* WRITTEN REQUEST *
Collect the lines of the entries where "text" shows up.

* EXTRACTED ENTRIES *
++++++++++

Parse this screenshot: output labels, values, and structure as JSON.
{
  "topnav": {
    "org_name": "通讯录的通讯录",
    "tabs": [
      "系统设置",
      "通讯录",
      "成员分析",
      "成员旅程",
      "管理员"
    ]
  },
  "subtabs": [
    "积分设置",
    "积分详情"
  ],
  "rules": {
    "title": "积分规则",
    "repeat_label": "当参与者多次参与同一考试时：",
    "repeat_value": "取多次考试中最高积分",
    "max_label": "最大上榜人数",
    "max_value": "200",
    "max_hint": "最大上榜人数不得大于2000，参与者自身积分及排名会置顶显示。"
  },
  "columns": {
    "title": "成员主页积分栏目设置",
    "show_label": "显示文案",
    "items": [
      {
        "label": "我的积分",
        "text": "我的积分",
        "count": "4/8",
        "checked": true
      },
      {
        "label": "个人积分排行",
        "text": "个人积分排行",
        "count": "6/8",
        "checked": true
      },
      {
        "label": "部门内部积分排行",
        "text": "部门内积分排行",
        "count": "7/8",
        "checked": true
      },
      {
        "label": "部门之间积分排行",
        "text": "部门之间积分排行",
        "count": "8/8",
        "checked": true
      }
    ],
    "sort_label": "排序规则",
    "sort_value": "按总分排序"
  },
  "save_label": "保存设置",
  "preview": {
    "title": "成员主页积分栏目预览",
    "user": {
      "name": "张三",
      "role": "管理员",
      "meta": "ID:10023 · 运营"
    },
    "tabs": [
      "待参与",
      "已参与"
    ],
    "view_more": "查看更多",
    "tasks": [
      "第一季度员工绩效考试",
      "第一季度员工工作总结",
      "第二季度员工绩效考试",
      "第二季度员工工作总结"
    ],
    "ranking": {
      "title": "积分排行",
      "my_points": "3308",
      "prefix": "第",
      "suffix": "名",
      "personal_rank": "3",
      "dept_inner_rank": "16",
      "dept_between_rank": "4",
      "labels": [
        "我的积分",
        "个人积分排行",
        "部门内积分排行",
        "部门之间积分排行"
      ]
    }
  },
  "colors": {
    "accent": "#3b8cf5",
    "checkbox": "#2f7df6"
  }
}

++++++++++

* COMPLETE ANSWER *
        "text": "我的积分",
        "text": "个人积分排行",
        "text": "部门内积分排行",
        "text": "部门之间积分排行",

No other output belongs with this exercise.